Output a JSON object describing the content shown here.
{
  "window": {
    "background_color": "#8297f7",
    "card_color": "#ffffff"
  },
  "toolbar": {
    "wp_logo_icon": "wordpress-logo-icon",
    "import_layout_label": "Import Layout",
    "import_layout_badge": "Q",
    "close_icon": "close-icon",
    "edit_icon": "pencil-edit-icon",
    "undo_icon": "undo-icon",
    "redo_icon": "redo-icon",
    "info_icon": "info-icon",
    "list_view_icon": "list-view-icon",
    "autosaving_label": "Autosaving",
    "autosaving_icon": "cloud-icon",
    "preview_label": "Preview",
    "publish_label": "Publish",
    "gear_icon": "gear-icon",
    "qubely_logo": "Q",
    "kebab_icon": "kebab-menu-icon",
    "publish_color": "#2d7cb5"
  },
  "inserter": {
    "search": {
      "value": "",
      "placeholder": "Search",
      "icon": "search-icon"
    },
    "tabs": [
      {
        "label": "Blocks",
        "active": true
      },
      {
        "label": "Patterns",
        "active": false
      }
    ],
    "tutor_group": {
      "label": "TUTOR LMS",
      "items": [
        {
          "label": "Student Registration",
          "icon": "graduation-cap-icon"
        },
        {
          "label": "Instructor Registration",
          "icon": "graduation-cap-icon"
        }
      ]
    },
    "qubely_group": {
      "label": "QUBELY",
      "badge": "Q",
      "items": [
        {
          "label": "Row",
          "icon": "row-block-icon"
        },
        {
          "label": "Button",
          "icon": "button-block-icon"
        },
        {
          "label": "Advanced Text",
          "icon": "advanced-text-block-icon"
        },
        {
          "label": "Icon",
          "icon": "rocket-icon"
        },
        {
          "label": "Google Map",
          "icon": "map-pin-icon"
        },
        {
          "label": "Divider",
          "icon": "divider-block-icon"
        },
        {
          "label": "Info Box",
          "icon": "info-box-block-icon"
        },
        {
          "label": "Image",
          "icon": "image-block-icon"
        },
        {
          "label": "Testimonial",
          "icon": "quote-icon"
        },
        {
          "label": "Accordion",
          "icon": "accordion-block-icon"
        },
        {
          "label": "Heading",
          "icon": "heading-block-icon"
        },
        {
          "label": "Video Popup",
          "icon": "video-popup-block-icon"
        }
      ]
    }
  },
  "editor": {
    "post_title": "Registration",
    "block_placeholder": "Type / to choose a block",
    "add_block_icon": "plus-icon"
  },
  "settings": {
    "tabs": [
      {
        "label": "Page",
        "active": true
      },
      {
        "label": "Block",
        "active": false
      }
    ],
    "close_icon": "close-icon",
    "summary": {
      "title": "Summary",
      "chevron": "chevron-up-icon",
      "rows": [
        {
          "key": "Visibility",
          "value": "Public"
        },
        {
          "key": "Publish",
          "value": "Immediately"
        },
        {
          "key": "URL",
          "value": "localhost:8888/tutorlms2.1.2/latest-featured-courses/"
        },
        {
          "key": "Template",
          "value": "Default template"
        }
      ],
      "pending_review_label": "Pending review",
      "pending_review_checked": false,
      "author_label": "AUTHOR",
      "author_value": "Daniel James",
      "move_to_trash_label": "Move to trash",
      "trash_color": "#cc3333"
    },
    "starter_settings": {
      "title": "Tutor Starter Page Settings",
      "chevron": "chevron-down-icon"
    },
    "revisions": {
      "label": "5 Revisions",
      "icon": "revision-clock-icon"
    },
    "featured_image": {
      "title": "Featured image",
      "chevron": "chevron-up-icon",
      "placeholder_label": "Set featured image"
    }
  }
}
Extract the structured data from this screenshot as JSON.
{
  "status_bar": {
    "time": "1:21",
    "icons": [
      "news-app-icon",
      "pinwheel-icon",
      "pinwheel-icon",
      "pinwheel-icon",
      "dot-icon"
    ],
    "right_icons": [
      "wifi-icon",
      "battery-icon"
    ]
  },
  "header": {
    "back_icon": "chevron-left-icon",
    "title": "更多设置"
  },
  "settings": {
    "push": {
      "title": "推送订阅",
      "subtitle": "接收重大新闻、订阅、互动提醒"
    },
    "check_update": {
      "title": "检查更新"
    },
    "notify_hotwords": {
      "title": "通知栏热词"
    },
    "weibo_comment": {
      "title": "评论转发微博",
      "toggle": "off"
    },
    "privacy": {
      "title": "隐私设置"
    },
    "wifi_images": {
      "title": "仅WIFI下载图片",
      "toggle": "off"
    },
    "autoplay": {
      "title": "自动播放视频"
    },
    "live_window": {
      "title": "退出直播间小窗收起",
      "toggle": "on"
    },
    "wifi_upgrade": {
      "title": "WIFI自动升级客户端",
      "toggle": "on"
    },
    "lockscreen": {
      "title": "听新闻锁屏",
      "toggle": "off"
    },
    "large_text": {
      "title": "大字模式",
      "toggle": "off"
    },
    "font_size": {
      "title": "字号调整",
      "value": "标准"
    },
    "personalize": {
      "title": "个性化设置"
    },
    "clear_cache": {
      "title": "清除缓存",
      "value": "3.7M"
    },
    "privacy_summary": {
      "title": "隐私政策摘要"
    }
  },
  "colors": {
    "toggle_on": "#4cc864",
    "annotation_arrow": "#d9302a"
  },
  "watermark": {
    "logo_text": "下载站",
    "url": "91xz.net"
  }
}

......

Write each line above out exactly.

▶ [ANSWER TO THIS EXERCISE]:
Output a JSON object describing the content shown here.
{
  "window": {
    "background_color": "#8297f7",
    "card_color": "#ffffff"
  },
  "toolbar": {
    "wp_logo_icon": "wordpress-logo-icon",
    "import_layout_label": "Import Layout",
    "import_layout_badge": "Q",
    "close_icon": "close-icon",
    "edit_icon": "pencil-edit-icon",
    "undo_icon": "undo-icon",
    "redo_icon": "redo-icon",
    "info_icon": "info-icon",
    "list_view_icon": "list-view-icon",
    "autosaving_label": "Autosaving",
    "autosaving_icon": "cloud-icon",
    "preview_label": "Preview",
    "publish_label": "Publish",
    "gear_icon": "gear-icon",
    "qubely_logo": "Q",
    "kebab_icon": "kebab-menu-icon",
    "publish_color": "#2d7cb5"
  },
  "inserter": {
    "search": {
      "value": "",
      "placeholder": "Search",
      "icon": "search-icon"
    },
    "tabs": [
      {
        "label": "Blocks",
        "active": true
      },
      {
        "label": "Patterns",
        "active": false
      }
    ],
    "tutor_group": {
      "label": "TUTOR LMS",
      "items": [
        {
          "label": "Student Registration",
          "icon": "graduation-cap-icon"
        },
        {
          "label": "Instructor Registration",
          "icon": "graduation-cap-icon"
        }
      ]
    },
    "qubely_group": {
      "label": "QUBELY",
      "badge": "Q",
      "items": [
        {
          "label": "Row",
          "icon": "row-block-icon"
        },
        {
          "label": "Button",
          "icon": "button-block-icon"
        },
        {
          "label": "Advanced Text",
          "icon": "advanced-text-block-icon"
        },
        {
          "label": "Icon",
          "icon": "rocket-icon"
        },
        {
          "label": "Google Map",
          "icon": "map-pin-icon"
        },
        {
          "label": "Divider",
          "icon": "divider-block-icon"
        },
        {
          "label": "Info Box",
          "icon": "info-box-block-icon"
        },
        {
          "label": "Image",
          "icon": "image-block-icon"
        },
        {
          "label": "Testimonial",
          "icon": "quote-icon"
        },
        {
          "label": "Accordion",
          "icon": "accordion-block-icon"
        },
        {
          "label": "Heading",
          "icon": "heading-block-icon"
        },
        {
          "label": "Video Popup",
          "icon": "video-popup-block-icon"
        }
      ]
    }
  },
  "editor": {
    "post_title": "Registration",
    "block_placeholder": "Type / to choose a block",
    "add_block_icon": "plus-icon"
  },
  "settings": {
    "tabs": [
      {
        "label": "Page",
        "active": true
      },
      {
        "label": "Block",
        "active": false
      }
    ],
    "close_icon": "close-icon",
    "summary": {
      "title": "Summary",
      "chevron": "chevron-up-icon",
      "rows": [
        {
          "key": "Visibility",
          "value": "Public"
        },
        {
          "key": "Publish",
          "value": "Immediately"
        },
        {
          "key": "URL",
          "value": "localhost:8888/tutorlms2.1.2/latest-featured-courses/"
        },
        {
          "key": "Template",
          "value": "Default template"
        }
      ],
      "pending_review_label": "Pending review",
      "pending_review_checked": false,
      "author_label": "AUTHOR",
      "author_value": "Daniel James",
      "move_to_trash_label": "Move to trash",
      "trash_color": "#cc3333"
    },
    "starter_settings": {
      "title": "Tutor Starter Page Settings",
      "chevron": "chevron-down-icon"
    },
    "revisions": {
      "label": "5 Revisions",
      "icon": "revision-clock-icon"
    },
    "featured_image": {
      "title": "Featured image",
      "chevron": "chevron-up-icon",
      "placeholder_label": "Set featured image"
    }
  }
}
Extract the structured data from this screenshot as JSON.
{
  "status_bar": {
    "time": "1:21",
    "icons": [
      "news-app-icon",
      "pinwheel-icon",
      "pinwheel-icon",
      "pinwheel-icon",
      "dot-icon"
    ],
    "right_icons": [
      "wifi-icon",
      "battery-icon"
    ]
  },
  "header": {
    "back_icon": "chevron-left-icon",
    "title": "更多设置"
  },
  "settings": {
    "push": {
      "title": "推送订阅",
      "subtitle": "接收重大新闻、订阅、互动提醒"
    },
    "check_update": {
      "title": "检查更新"
    },
    "notify_hotwords": {
      "title": "通知栏热词"
    },
    "weibo_comment": {
      "title": "评论转发微博",
      "toggle": "off"
    },
    "privacy": {
      "title": "隐私设置"
    },
    "wifi_images": {
      "title": "仅WIFI下载图片",
      "toggle": "off"
    },
    "autoplay": {
      "title": "自动播放视频"
    },
    "live_window": {
      "title": "退出直播间小窗收起",
      "toggle": "on"
    },
    "wifi_upgrade": {
      "title": "WIFI自动升级客户端",
      "toggle": "on"
    },
    "lockscreen": {
      "title": "听新闻锁屏",
      "toggle": "off"
    },
    "large_text": {
      "title": "大字模式",
      "toggle": "off"
    },
    "font_size": {
      "title": "字号调整",
      "value": "标准"
    },
    "personalize": {
      "title": "个性化设置"
    },
    "clear_cache": {
      "title": "清除缓存",
      "value": "3.7M"
    },
    "privacy_summary": {
      "title": "隐私政策摘要"
    }
  },
  "colors": {
    "toggle_on": "#4cc864",
    "annotation_arrow": "#d9302a"
  },
  "watermark": {
    "logo_text": "下载站",
    "url": "91xz.net"
  }
}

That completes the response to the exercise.